--- begin Stored data ---

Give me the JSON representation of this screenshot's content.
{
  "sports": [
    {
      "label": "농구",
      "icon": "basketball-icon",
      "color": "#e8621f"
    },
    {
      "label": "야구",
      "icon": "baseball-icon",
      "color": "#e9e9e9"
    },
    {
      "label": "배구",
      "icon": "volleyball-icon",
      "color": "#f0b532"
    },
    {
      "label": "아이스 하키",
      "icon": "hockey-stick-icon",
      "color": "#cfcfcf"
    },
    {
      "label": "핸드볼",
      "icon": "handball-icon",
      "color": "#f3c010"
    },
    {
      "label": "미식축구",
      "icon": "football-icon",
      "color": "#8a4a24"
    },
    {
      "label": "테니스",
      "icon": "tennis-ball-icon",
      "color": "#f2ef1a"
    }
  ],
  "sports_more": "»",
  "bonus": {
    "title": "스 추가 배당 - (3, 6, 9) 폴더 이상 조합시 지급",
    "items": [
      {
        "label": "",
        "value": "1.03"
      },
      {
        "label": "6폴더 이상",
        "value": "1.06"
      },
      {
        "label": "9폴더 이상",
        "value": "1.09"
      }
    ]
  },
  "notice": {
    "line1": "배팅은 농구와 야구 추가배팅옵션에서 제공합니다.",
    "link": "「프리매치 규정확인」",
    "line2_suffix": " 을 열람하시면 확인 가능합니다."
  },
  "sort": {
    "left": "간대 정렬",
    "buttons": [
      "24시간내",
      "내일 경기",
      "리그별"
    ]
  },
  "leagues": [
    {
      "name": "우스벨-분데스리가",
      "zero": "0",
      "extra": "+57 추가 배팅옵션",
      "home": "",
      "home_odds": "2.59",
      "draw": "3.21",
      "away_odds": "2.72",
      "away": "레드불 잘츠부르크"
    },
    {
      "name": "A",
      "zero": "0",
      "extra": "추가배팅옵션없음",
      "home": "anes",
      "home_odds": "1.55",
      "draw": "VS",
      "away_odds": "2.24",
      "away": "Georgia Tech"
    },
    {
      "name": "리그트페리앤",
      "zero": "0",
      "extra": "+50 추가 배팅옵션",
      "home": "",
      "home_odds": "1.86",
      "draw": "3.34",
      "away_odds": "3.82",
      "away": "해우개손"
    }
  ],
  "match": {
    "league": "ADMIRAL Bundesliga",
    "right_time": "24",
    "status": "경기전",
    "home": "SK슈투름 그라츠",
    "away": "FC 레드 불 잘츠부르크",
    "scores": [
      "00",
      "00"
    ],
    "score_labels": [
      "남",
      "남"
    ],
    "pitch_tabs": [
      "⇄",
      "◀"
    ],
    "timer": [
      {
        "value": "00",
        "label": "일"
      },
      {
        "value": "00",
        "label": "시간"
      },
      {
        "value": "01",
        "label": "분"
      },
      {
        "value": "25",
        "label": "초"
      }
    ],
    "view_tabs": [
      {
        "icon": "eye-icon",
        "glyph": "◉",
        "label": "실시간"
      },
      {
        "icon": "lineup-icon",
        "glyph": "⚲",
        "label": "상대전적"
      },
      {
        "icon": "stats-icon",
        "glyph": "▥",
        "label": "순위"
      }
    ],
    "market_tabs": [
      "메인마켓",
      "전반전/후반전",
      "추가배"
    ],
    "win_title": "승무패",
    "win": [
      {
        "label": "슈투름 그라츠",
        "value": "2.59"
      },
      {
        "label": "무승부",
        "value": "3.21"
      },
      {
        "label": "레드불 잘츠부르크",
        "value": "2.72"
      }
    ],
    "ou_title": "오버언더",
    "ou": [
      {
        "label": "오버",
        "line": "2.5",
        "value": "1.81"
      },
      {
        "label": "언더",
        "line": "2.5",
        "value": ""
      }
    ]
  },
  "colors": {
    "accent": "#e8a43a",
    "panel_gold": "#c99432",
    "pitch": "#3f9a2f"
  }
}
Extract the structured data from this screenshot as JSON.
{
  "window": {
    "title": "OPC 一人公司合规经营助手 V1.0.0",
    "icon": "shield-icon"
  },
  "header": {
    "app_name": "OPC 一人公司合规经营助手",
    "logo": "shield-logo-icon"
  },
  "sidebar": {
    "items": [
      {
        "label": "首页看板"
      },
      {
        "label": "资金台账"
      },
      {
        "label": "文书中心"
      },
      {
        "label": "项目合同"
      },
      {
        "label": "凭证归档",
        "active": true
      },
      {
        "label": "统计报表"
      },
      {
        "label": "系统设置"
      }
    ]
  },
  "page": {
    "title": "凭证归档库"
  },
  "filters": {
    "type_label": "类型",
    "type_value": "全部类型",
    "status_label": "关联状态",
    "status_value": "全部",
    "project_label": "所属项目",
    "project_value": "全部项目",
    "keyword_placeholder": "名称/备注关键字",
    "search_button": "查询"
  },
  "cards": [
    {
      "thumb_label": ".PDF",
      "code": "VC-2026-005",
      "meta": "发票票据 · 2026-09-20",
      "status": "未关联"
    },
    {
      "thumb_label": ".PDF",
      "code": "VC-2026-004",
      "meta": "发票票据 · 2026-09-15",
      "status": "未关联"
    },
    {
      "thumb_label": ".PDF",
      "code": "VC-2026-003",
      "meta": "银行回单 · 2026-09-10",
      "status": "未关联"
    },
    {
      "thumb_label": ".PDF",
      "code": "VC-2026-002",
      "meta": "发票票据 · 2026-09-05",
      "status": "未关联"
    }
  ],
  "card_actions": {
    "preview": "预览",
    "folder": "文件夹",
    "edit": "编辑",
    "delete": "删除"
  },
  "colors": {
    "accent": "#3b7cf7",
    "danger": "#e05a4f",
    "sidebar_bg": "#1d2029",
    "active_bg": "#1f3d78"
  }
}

--- end Stored data ---

Task statement:
Print every record above exactly as written.

Task solution:
Give me the JSON representation of this screenshot's content.
{
  "sports": [
    {
      "label": "농구",
      "icon": "basketball-icon",
      "color": "#e8621f"
    },
    {
      "label": "야구",
      "icon": "baseball-icon",
      "color": "#e9e9e9"
    },
    {
      "label": "배구",
      "icon": "volleyball-icon",
      "color": "#f0b532"
    },
    {
      "label": "아이스 하키",
      "icon": "hockey-stick-icon",
      "color": "#cfcfcf"
    },
    {
      "label": "핸드볼",
      "icon": "handball-icon",
      "color": "#f3c010"
    },
    {
      "label": "미식축구",
      "icon": "football-icon",
      "color": "#8a4a24"
    },
    {
      "label": "테니스",
      "icon": "tennis-ball-icon",
      "color": "#f2ef1a"
    }
  ],
  "sports_more": "»",
  "bonus": {
    "title": "스 추가 배당 - (3, 6, 9) 폴더 이상 조합시 지급",
    "items": [
      {
        "label": "",
        "value": "1.03"
      },
      {
        "label": "6폴더 이상",
        "value": "1.06"
      },
      {
        "label": "9폴더 이상",
        "value": "1.09"
      }
    ]
  },
  "notice": {
    "line1": "배팅은 농구와 야구 추가배팅옵션에서 제공합니다.",
    "link": "「프리매치 규정확인」",
    "line2_suffix": " 을 열람하시면 확인 가능합니다."
  },
  "sort": {
    "left": "간대 정렬",
    "buttons": [
      "24시간내",
      "내일 경기",
      "리그별"
    ]
  },
  "leagues": [
    {
      "name": "우스벨-분데스리가",
      "zero": "0",
      "extra": "+57 추가 배팅옵션",
      "home": "",
      "home_odds": "2.59",
      "draw": "3.21",
      "away_odds": "2.72",
      "away": "레드불 잘츠부르크"
    },
    {
      "name": "A",
      "zero": "0",
      "extra": "추가배팅옵션없음",
      "home": "anes",
      "home_odds": "1.55",
      "draw": "VS",
      "away_odds": "2.24",
      "away": "Georgia Tech"
    },
    {
      "name": "리그트페리앤",
      "zero": "0",
      "extra": "+50 추가 배팅옵션",
      "home": "",
      "home_odds": "1.86",
      "draw": "3.34",
      "away_odds": "3.82",
      "away": "해우개손"
    }
  ],
  "match": {
    "league": "ADMIRAL Bundesliga",
    "right_time": "24",
    "status": "경기전",
    "home": "SK슈투름 그라츠",
    "away": "FC 레드 불 잘츠부르크",
    "scores": [
      "00",
      "00"
    ],
    "score_labels": [
      "남",
      "남"
    ],
    "pitch_tabs": [
      "⇄",
      "◀"
    ],
    "timer": [
      {
        "value": "00",
        "label": "일"
      },
      {
        "value": "00",
        "label": "시간"
      },
      {
        "value": "01",
        "label": "분"
      },
      {
        "value": "25",
        "label": "초"
      }
    ],
    "view_tabs": [
      {
        "icon": "eye-icon",
        "glyph": "◉",
        "label": "실시간"
      },
      {
        "icon": "lineup-icon",
        "glyph": "⚲",
        "label": "상대전적"
      },
      {
        "icon": "stats-icon",
        "glyph": "▥",
        "label": "순위"
      }
    ],
    "market_tabs": [
      "메인마켓",
      "전반전/후반전",
      "추가배"
    ],
    "win_title": "승무패",
    "win": [
      {
        "label": "슈투름 그라츠",
        "value": "2.59"
      },
      {
        "label": "무승부",
        "value": "3.21"
      },
      {
        "label": "레드불 잘츠부르크",
        "value": "2.72"
      }
    ],
    "ou_title": "오버언더",
    "ou": [
      {
        "label": "오버",
        "line": "2.5",
        "value": "1.81"
      },
      {
        "label": "언더",
        "line": "2.5",
        "value": ""
      }
    ]
  },
  "colors": {
    "accent": "#e8a43a",
    "panel_gold": "#c99432",
    "pitch": "#3f9a2f"
  }
}
Extract the structured data from this screenshot as JSON.
{
  "window": {
    "title": "OPC 一人公司合规经营助手 V1.0.0",
    "icon": "shield-icon"
  },
  "header": {
    "app_name": "OPC 一人公司合规经营助手",
    "logo": "shield-logo-icon"
  },
  "sidebar": {
    "items": [
      {
        "label": "首页看板"
      },
      {
        "label": "资金台账"
      },
      {
        "label": "文书中心"
      },
      {
        "label": "项目合同"
      },
      {
        "label": "凭证归档",
        "active": true
      },
      {
        "label": "统计报表"
      },
      {
        "label": "系统设置"
      }
    ]
  },
  "page": {
    "title": "凭证归档库"
  },
  "filters": {
    "type_label": "类型",
    "type_value": "全部类型",
    "status_label": "关联状态",
    "status_value": "全部",
    "project_label": "所属项目",
    "project_value": "全部项目",
    "keyword_placeholder": "名称/备注关键字",
    "search_button": "查询"
  },
  "cards": [
    {
      "thumb_label": ".PDF",
      "code": "VC-2026-005",
      "meta": "发票票据 · 2026-09-20",
      "status": "未关联"
    },
    {
      "thumb_label": ".PDF",
      "code": "VC-2026-004",
      "meta": "发票票据 · 2026-09-15",
      "status": "未关联"
    },
    {
      "thumb_label": ".PDF",
      "code": "VC-2026-003",
      "meta": "银行回单 · 2026-09-10",
      "status": "未关联"
    },
    {
      "thumb_label": ".PDF",
      "code": "VC-2026-002",
      "meta": "发票票据 · 2026-09-05",
      "status": "未关联"
    }
  ],
  "card_actions": {
    "preview": "预览",
    "folder": "文件夹",
    "edit": "编辑",
    "delete": "删除"
  },
  "colors": {
    "accent": "#3b7cf7",
    "danger": "#e05a4f",
    "sidebar_bg": "#1d2029",
    "active_bg": "#1f3d78"
  }
}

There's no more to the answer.